Start of SOURCE MATERIAL
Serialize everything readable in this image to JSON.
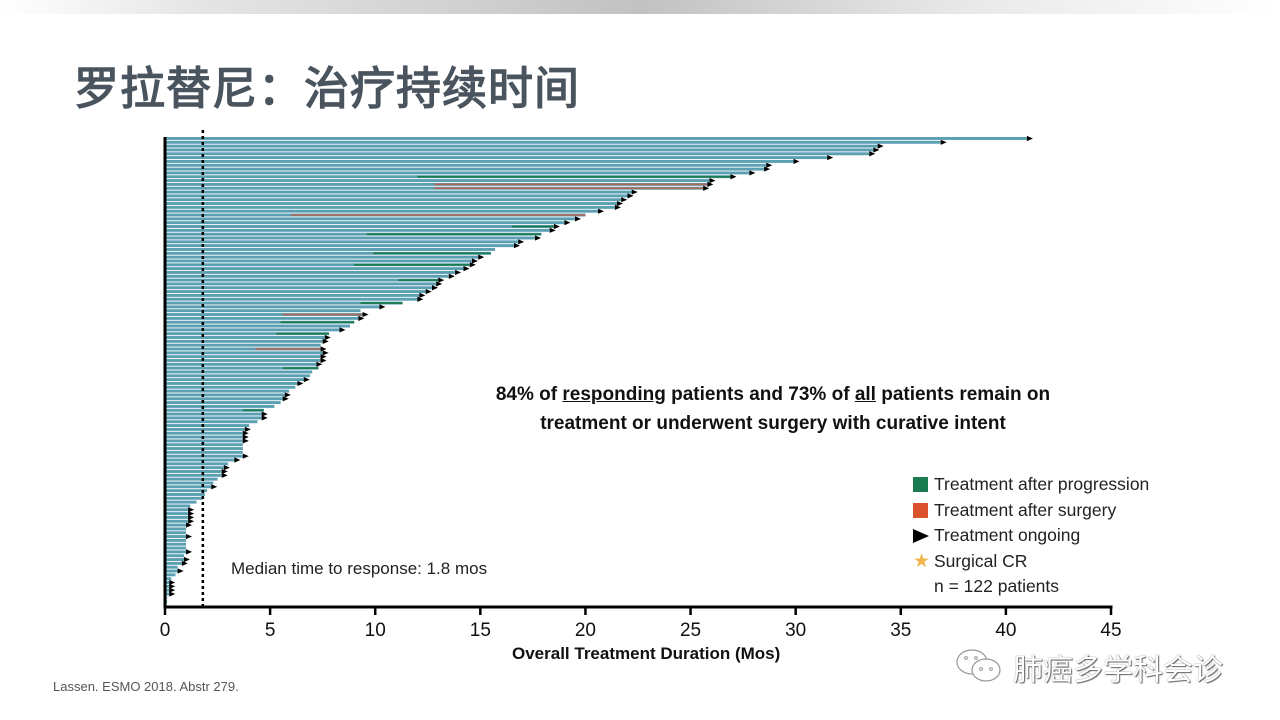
{
  "slide": {
    "title": "罗拉替尼：治疗持续时间",
    "annotation_line1_parts": [
      "84% of ",
      "responding",
      " patients and 73% of ",
      "all",
      " patients remain on"
    ],
    "annotation_line2": "treatment or underwent surgery with curative intent",
    "median_text": "Median time to response: 1.8 mos",
    "citation": "Lassen. ESMO 2018. Abstr 279.",
    "watermark": "肺癌多学科会诊"
  },
  "legend": {
    "items": [
      {
        "label": "Treatment after progression",
        "icon": "green-square",
        "color": "#1a7a50"
      },
      {
        "label": "Treatment after surgery",
        "icon": "orange-square",
        "color": "#d9522b"
      },
      {
        "label": "Treatment ongoing",
        "icon": "black-triangle",
        "color": "#000000"
      },
      {
        "label": "Surgical CR",
        "icon": "star",
        "color": "#f0b44a"
      }
    ],
    "n_text": "n = 122 patients"
  },
  "chart_data": {
    "type": "bar",
    "orientation": "horizontal",
    "title": "",
    "xlabel": "Overall Treatment Duration (Mos)",
    "ylabel": "",
    "xlim": [
      0,
      45
    ],
    "xticks": [
      0,
      5,
      10,
      15,
      20,
      25,
      30,
      35,
      40,
      45
    ],
    "grid": false,
    "median_response_line": 1.8,
    "colors": {
      "treatment": "#5b9fb2",
      "progression": "#1a7a50",
      "surgery": "#a86a5e",
      "axis": "#000000"
    },
    "n_patients": 122,
    "patients": [
      {
        "end": 41.0,
        "ongoing": true
      },
      {
        "end": 36.9,
        "ongoing": true
      },
      {
        "end": 33.9,
        "ongoing": true
      },
      {
        "end": 33.7,
        "ongoing": true
      },
      {
        "end": 33.5,
        "ongoing": true
      },
      {
        "end": 31.5,
        "ongoing": true
      },
      {
        "end": 29.9,
        "ongoing": true
      },
      {
        "end": 28.6,
        "ongoing": true
      },
      {
        "end": 28.5,
        "ongoing": true
      },
      {
        "end": 27.8,
        "ongoing": true
      },
      {
        "end": 26.9,
        "ongoing": true,
        "prog_start": 12.0
      },
      {
        "end": 25.9,
        "ongoing": true
      },
      {
        "end": 25.8,
        "ongoing": true,
        "surg_start": 12.8
      },
      {
        "end": 25.6,
        "ongoing": true,
        "surg_start": 12.8
      },
      {
        "end": 22.2,
        "ongoing": true
      },
      {
        "end": 22.0,
        "ongoing": true
      },
      {
        "end": 21.7,
        "ongoing": true
      },
      {
        "end": 21.5,
        "ongoing": true
      },
      {
        "end": 21.4,
        "ongoing": true
      },
      {
        "end": 20.6,
        "ongoing": true
      },
      {
        "end": 20.0,
        "ongoing": false,
        "surg_start": 6.0
      },
      {
        "end": 19.5,
        "ongoing": true
      },
      {
        "end": 19.0,
        "ongoing": true
      },
      {
        "end": 18.5,
        "ongoing": true,
        "prog_start": 16.5
      },
      {
        "end": 18.3,
        "ongoing": true
      },
      {
        "end": 17.9,
        "ongoing": false,
        "prog_start": 9.6
      },
      {
        "end": 17.6,
        "ongoing": true
      },
      {
        "end": 16.8,
        "ongoing": true
      },
      {
        "end": 16.6,
        "ongoing": true
      },
      {
        "end": 15.7,
        "ongoing": false
      },
      {
        "end": 15.5,
        "ongoing": false,
        "prog_start": 9.9
      },
      {
        "end": 14.9,
        "ongoing": true
      },
      {
        "end": 14.6,
        "ongoing": true
      },
      {
        "end": 14.5,
        "ongoing": true,
        "prog_start": 9.0
      },
      {
        "end": 14.2,
        "ongoing": true
      },
      {
        "end": 13.8,
        "ongoing": true
      },
      {
        "end": 13.5,
        "ongoing": true
      },
      {
        "end": 13.0,
        "ongoing": true,
        "prog_start": 11.1
      },
      {
        "end": 12.9,
        "ongoing": true
      },
      {
        "end": 12.7,
        "ongoing": true
      },
      {
        "end": 12.4,
        "ongoing": true
      },
      {
        "end": 12.1,
        "ongoing": true
      },
      {
        "end": 12.0,
        "ongoing": true
      },
      {
        "end": 11.3,
        "ongoing": false,
        "prog_start": 9.3
      },
      {
        "end": 10.2,
        "ongoing": true
      },
      {
        "end": 9.3,
        "ongoing": false
      },
      {
        "end": 9.4,
        "ongoing": true,
        "surg_start": 5.6
      },
      {
        "end": 9.2,
        "ongoing": true
      },
      {
        "end": 9.0,
        "ongoing": false,
        "prog_start": 5.5
      },
      {
        "end": 8.8,
        "ongoing": false
      },
      {
        "end": 8.3,
        "ongoing": true
      },
      {
        "end": 7.8,
        "ongoing": false,
        "prog_start": 5.3
      },
      {
        "end": 7.6,
        "ongoing": true
      },
      {
        "end": 7.5,
        "ongoing": true
      },
      {
        "end": 7.4,
        "ongoing": false
      },
      {
        "end": 7.4,
        "ongoing": true,
        "surg_start": 4.3
      },
      {
        "end": 7.5,
        "ongoing": true
      },
      {
        "end": 7.4,
        "ongoing": true
      },
      {
        "end": 7.4,
        "ongoing": true
      },
      {
        "end": 7.2,
        "ongoing": true
      },
      {
        "end": 7.3,
        "ongoing": false,
        "prog_start": 5.6
      },
      {
        "end": 7.0,
        "ongoing": false
      },
      {
        "end": 6.9,
        "ongoing": false
      },
      {
        "end": 6.6,
        "ongoing": true
      },
      {
        "end": 6.3,
        "ongoing": true
      },
      {
        "end": 6.2,
        "ongoing": false
      },
      {
        "end": 5.9,
        "ongoing": false
      },
      {
        "end": 5.7,
        "ongoing": true
      },
      {
        "end": 5.6,
        "ongoing": true
      },
      {
        "end": 5.5,
        "ongoing": false
      },
      {
        "end": 5.2,
        "ongoing": false
      },
      {
        "end": 4.7,
        "ongoing": false,
        "prog_start": 3.7
      },
      {
        "end": 4.6,
        "ongoing": true
      },
      {
        "end": 4.6,
        "ongoing": true
      },
      {
        "end": 4.4,
        "ongoing": false
      },
      {
        "end": 4.0,
        "ongoing": false
      },
      {
        "end": 3.8,
        "ongoing": true
      },
      {
        "end": 3.7,
        "ongoing": true
      },
      {
        "end": 3.7,
        "ongoing": true
      },
      {
        "end": 3.7,
        "ongoing": true
      },
      {
        "end": 3.7,
        "ongoing": false
      },
      {
        "end": 3.7,
        "ongoing": false
      },
      {
        "end": 3.7,
        "ongoing": false
      },
      {
        "end": 3.7,
        "ongoing": true
      },
      {
        "end": 3.3,
        "ongoing": true
      },
      {
        "end": 3.0,
        "ongoing": false
      },
      {
        "end": 2.8,
        "ongoing": true
      },
      {
        "end": 2.7,
        "ongoing": true
      },
      {
        "end": 2.7,
        "ongoing": true
      },
      {
        "end": 2.5,
        "ongoing": false
      },
      {
        "end": 2.3,
        "ongoing": false
      },
      {
        "end": 2.2,
        "ongoing": true
      },
      {
        "end": 2.0,
        "ongoing": false
      },
      {
        "end": 1.9,
        "ongoing": false
      },
      {
        "end": 1.8,
        "ongoing": false
      },
      {
        "end": 1.5,
        "ongoing": false
      },
      {
        "end": 1.2,
        "ongoing": false
      },
      {
        "end": 1.1,
        "ongoing": true
      },
      {
        "end": 1.1,
        "ongoing": true
      },
      {
        "end": 1.1,
        "ongoing": true
      },
      {
        "end": 1.1,
        "ongoing": true
      },
      {
        "end": 1.0,
        "ongoing": true
      },
      {
        "end": 1.0,
        "ongoing": false
      },
      {
        "end": 1.0,
        "ongoing": false
      },
      {
        "end": 1.0,
        "ongoing": true
      },
      {
        "end": 1.0,
        "ongoing": false
      },
      {
        "end": 1.0,
        "ongoing": false
      },
      {
        "end": 1.0,
        "ongoing": false
      },
      {
        "end": 1.0,
        "ongoing": true
      },
      {
        "end": 0.9,
        "ongoing": false
      },
      {
        "end": 0.9,
        "ongoing": true
      },
      {
        "end": 0.8,
        "ongoing": true
      },
      {
        "end": 0.6,
        "ongoing": false
      },
      {
        "end": 0.6,
        "ongoing": true
      },
      {
        "end": 0.5,
        "ongoing": false
      },
      {
        "end": 0.3,
        "ongoing": false
      },
      {
        "end": 0.2,
        "ongoing": true
      },
      {
        "end": 0.2,
        "ongoing": true
      },
      {
        "end": 0.2,
        "ongoing": true
      },
      {
        "end": 0.2,
        "ongoing": true
      },
      {
        "end": 0.1,
        "ongoing": false
      },
      {
        "end": 0.1,
        "ongoing": false
      }
    ]
  }
}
End of SOURCE MATERIAL
PROBLEM TO WORK ON:
Give the number of lines above that hold the word "progression", and nothing more.

ANSWER SECTION:
2